- Problem to solve
Repeat the whole listing exactly.

Items from a dataset
** BEGIN **

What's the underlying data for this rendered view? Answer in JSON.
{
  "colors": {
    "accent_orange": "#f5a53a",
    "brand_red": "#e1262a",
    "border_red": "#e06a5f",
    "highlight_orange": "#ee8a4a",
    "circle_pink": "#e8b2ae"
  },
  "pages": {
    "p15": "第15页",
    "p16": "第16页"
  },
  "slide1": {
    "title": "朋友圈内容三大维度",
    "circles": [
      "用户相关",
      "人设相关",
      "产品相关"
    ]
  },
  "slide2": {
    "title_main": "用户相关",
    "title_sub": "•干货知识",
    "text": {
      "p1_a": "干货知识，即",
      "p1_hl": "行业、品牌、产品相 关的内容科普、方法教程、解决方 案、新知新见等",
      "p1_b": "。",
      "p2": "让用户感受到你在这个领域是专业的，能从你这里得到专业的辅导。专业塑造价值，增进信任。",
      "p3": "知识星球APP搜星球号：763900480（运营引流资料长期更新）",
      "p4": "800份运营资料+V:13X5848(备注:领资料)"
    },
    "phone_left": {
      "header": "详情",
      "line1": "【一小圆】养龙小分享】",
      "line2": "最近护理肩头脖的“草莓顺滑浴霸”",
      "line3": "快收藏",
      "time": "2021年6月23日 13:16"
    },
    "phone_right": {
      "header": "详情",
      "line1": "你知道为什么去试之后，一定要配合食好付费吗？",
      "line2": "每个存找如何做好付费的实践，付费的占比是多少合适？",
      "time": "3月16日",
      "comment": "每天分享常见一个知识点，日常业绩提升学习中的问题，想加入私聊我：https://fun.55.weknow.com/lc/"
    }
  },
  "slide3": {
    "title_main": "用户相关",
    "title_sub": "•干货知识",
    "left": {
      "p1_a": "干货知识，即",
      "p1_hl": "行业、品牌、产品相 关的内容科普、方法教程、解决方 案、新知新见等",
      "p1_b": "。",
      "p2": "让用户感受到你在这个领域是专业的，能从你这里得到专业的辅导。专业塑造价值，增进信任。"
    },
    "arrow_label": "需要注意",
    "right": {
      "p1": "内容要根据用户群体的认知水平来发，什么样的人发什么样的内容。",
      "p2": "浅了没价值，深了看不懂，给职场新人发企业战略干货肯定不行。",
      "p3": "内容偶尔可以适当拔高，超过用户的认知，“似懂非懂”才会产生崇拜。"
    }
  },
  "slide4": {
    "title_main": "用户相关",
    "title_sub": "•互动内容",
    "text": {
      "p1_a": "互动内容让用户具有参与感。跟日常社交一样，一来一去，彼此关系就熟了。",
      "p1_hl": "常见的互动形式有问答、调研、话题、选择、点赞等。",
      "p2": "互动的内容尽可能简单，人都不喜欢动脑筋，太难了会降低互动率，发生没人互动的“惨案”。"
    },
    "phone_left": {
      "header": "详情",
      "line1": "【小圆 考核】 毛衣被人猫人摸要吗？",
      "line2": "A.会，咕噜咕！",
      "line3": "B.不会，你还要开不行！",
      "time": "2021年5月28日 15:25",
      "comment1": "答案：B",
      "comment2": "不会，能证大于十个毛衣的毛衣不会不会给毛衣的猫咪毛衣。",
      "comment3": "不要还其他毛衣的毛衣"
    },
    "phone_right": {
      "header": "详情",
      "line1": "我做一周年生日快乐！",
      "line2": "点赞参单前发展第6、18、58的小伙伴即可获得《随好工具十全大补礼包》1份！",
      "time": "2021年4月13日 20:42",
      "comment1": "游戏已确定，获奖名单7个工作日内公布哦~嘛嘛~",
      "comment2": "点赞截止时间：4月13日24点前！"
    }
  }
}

** END **

- Response
What's the underlying data for this rendered view? Answer in JSON.
{
  "colors": {
    "accent_orange": "#f5a53a",
    "brand_red": "#e1262a",
    "border_red": "#e06a5f",
    "highlight_orange": "#ee8a4a",
    "circle_pink": "#e8b2ae"
  },
  "pages": {
    "p15": "第15页",
    "p16": "第16页"
  },
  "slide1": {
    "title": "朋友圈内容三大维度",
    "circles": [
      "用户相关",
      "人设相关",
      "产品相关"
    ]
  },
  "slide2": {
    "title_main": "用户相关",
    "title_sub": "•干货知识",
    "text": {
      "p1_a": "干货知识，即",
      "p1_hl": "行业、品牌、产品相 关的内容科普、方法教程、解决方 案、新知新见等",
      "p1_b": "。",
      "p2": "让用户感受到你在这个领域是专业的，能从你这里得到专业的辅导。专业塑造价值，增进信任。",
      "p3": "知识星球APP搜星球号：763900480（运营引流资料长期更新）",
      "p4": "800份运营资料+V:13X5848(备注:领资料)"
    },
    "phone_left": {
      "header": "详情",
      "line1": "【一小圆】养龙小分享】",
      "line2": "最近护理肩头脖的“草莓顺滑浴霸”",
      "line3": "快收藏",
      "time": "2021年6月23日 13:16"
    },
    "phone_right": {
      "header": "详情",
      "line1": "你知道为什么去试之后，一定要配合食好付费吗？",
      "line2": "每个存找如何做好付费的实践，付费的占比是多少合适？",
      "time": "3月16日",
      "comment": "每天分享常见一个知识点，日常业绩提升学习中的问题，想加入私聊我：https://fun.55.weknow.com/lc/"
    }
  },
  "slide3": {
    "title_main": "用户相关",
    "title_sub": "•干货知识",
    "left": {
      "p1_a": "干货知识，即",
      "p1_hl": "行业、品牌、产品相 关的内容科普、方法教程、解决方 案、新知新见等",
      "p1_b": "。",
      "p2": "让用户感受到你在这个领域是专业的，能从你这里得到专业的辅导。专业塑造价值，增进信任。"
    },
    "arrow_label": "需要注意",
    "right": {
      "p1": "内容要根据用户群体的认知水平来发，什么样的人发什么样的内容。",
      "p2": "浅了没价值，深了看不懂，给职场新人发企业战略干货肯定不行。",
      "p3": "内容偶尔可以适当拔高，超过用户的认知，“似懂非懂”才会产生崇拜。"
    }
  },
  "slide4": {
    "title_main": "用户相关",
    "title_sub": "•互动内容",
    "text": {
      "p1_a": "互动内容让用户具有参与感。跟日常社交一样，一来一去，彼此关系就熟了。",
      "p1_hl": "常见的互动形式有问答、调研、话题、选择、点赞等。",
      "p2": "互动的内容尽可能简单，人都不喜欢动脑筋，太难了会降低互动率，发生没人互动的“惨案”。"
    },
    "phone_left": {
      "header": "详情",
      "line1": "【小圆 考核】 毛衣被人猫人摸要吗？",
      "line2": "A.会，咕噜咕！",
      "line3": "B.不会，你还要开不行！",
      "time": "2021年5月28日 15:25",
      "comment1": "答案：B",
      "comment2": "不会，能证大于十个毛衣的毛衣不会不会给毛衣的猫咪毛衣。",
      "comment3": "不要还其他毛衣的毛衣"
    },
    "phone_right": {
      "header": "详情",
      "line1": "我做一周年生日快乐！",
      "line2": "点赞参单前发展第6、18、58的小伙伴即可获得《随好工具十全大补礼包》1份！",
      "time": "2021年4月13日 20:42",
      "comment1": "游戏已确定，获奖名单7个工作日内公布哦~嘛嘛~",
      "comment2": "点赞截止时间：4月13日24点前！"
    }
  }
}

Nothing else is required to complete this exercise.